**Task**.
Collect every line below that contains the word "JSON".

**Records for this task**.

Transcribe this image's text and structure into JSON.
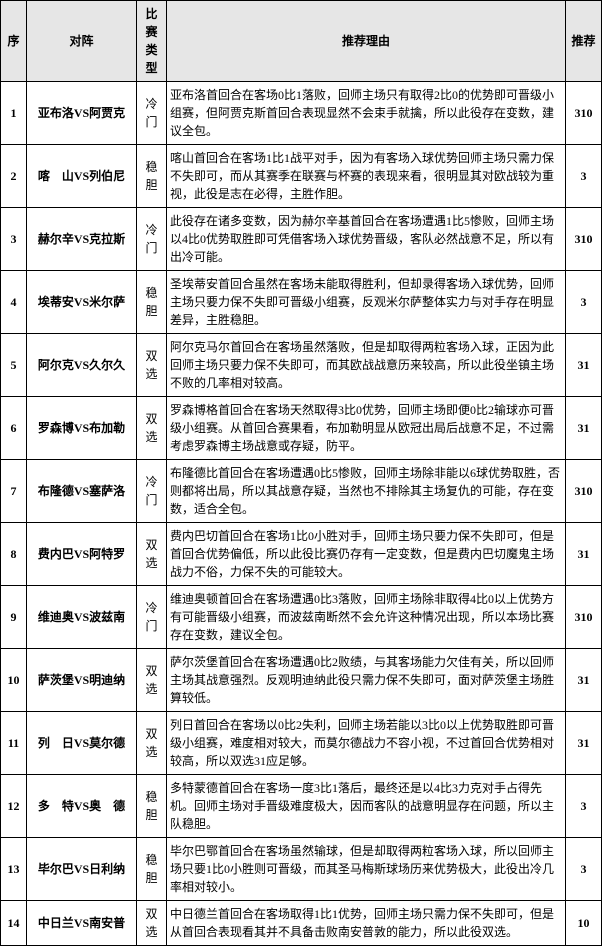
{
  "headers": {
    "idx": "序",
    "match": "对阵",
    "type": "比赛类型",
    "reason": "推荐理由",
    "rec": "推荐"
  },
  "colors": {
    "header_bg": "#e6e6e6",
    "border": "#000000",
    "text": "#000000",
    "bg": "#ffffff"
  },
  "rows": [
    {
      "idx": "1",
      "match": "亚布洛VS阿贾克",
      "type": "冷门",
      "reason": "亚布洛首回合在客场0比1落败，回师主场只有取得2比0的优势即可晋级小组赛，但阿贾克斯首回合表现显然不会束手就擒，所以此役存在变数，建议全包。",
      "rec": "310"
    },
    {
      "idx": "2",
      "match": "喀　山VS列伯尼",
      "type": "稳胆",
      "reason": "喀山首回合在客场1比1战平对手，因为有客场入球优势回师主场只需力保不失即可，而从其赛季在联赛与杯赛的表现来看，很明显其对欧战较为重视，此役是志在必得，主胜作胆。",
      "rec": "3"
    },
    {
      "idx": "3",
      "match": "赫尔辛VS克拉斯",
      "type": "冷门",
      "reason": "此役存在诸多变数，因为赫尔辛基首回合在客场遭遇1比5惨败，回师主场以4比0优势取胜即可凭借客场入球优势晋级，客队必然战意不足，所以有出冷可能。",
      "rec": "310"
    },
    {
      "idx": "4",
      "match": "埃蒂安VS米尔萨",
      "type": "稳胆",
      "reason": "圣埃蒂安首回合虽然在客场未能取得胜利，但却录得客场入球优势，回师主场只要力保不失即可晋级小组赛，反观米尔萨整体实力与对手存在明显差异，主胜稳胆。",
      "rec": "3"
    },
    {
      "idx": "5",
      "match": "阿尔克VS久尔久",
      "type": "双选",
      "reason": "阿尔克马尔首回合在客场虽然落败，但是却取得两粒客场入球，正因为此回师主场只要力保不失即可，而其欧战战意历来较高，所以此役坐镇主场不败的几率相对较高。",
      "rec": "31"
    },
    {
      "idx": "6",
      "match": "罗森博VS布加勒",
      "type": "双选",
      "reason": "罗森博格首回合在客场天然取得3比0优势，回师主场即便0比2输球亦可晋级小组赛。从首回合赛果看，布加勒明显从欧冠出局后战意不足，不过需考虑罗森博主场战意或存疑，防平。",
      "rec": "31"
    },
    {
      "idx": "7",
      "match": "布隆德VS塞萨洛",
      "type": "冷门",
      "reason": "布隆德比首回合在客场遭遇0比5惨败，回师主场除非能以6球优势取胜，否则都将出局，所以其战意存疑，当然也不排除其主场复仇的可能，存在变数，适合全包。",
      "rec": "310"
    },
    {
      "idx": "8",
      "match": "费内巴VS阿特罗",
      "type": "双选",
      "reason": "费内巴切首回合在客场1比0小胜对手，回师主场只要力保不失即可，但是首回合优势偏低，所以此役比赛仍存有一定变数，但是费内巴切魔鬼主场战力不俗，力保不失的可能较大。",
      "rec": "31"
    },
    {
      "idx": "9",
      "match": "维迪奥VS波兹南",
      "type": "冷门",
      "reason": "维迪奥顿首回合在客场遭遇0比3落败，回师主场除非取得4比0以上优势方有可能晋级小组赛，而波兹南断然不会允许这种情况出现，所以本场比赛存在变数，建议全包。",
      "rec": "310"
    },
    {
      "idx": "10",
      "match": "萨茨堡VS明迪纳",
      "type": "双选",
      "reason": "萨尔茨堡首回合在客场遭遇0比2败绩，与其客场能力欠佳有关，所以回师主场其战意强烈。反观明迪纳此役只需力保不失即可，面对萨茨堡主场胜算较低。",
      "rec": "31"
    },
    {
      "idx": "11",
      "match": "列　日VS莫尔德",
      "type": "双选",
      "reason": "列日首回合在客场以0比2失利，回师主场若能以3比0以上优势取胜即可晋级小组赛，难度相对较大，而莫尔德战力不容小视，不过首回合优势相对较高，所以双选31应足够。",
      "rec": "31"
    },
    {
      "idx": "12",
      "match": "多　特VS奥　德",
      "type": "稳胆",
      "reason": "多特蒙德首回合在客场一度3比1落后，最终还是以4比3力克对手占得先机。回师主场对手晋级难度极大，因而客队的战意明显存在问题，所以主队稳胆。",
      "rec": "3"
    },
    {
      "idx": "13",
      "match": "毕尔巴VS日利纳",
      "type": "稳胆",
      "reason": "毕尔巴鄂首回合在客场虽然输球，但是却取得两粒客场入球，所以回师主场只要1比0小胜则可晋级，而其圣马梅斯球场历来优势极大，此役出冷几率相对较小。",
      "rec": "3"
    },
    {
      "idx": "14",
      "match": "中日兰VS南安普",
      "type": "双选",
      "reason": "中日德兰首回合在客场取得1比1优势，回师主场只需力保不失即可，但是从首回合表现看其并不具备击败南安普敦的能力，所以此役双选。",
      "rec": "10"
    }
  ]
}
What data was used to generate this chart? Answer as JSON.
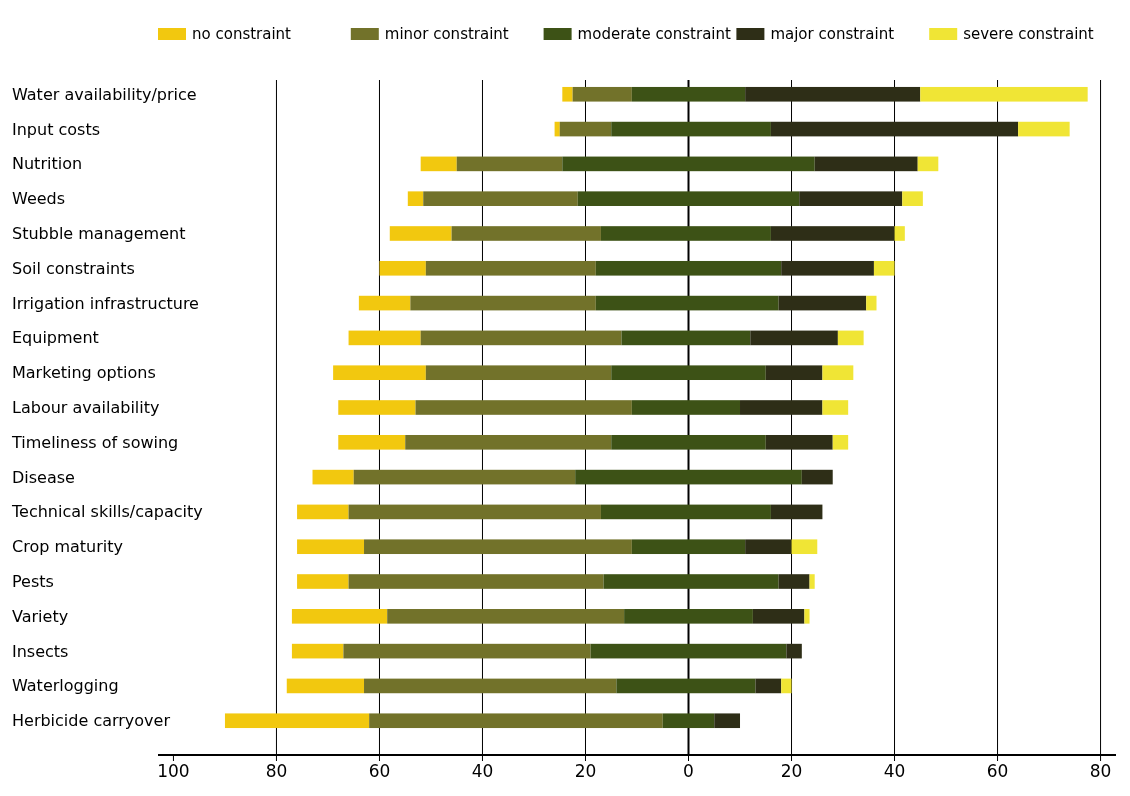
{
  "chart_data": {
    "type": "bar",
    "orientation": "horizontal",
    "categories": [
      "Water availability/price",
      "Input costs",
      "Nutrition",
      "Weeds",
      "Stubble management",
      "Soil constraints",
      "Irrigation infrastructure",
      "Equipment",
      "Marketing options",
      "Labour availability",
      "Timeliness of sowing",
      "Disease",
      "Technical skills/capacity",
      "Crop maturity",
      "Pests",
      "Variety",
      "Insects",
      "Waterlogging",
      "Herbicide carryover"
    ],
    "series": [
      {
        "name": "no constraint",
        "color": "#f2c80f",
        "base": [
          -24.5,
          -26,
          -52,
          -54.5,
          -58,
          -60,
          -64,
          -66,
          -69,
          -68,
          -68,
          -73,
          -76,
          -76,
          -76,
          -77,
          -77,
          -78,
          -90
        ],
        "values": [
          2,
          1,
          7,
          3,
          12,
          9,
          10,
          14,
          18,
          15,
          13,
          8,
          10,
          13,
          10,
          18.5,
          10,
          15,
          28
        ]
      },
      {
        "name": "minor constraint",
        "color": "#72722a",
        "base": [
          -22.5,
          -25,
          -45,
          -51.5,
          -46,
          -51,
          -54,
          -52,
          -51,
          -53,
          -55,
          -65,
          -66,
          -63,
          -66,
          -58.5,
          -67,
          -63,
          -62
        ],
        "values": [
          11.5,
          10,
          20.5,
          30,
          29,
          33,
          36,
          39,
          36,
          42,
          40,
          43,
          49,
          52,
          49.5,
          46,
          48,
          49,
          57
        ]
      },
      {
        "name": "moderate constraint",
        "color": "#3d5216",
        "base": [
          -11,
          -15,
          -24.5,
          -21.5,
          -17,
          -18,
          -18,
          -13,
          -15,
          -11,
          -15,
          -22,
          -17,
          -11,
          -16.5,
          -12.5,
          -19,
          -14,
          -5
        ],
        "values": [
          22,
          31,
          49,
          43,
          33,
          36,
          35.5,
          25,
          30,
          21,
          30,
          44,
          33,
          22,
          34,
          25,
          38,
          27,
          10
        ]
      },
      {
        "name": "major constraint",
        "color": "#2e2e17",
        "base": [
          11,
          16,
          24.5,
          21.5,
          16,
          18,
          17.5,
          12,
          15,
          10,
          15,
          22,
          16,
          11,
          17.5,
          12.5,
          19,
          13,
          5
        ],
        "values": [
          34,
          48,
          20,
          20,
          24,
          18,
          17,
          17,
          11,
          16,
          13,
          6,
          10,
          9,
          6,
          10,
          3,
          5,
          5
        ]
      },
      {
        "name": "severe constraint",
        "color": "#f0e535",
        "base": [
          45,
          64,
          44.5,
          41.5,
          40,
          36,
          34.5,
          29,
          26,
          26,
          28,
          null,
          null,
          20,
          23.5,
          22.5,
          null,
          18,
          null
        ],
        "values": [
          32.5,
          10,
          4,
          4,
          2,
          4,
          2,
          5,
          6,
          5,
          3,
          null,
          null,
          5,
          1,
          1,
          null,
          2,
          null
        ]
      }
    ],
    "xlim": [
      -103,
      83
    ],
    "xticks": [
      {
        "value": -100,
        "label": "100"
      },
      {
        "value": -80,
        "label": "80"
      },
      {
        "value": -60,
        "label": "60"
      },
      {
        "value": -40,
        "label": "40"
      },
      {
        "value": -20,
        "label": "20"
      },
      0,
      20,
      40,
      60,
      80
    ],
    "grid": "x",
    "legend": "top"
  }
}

**Problem solution**.
Transcribe this image's text and structure into JSON.
What data was used to generate this chart? Answer as JSON.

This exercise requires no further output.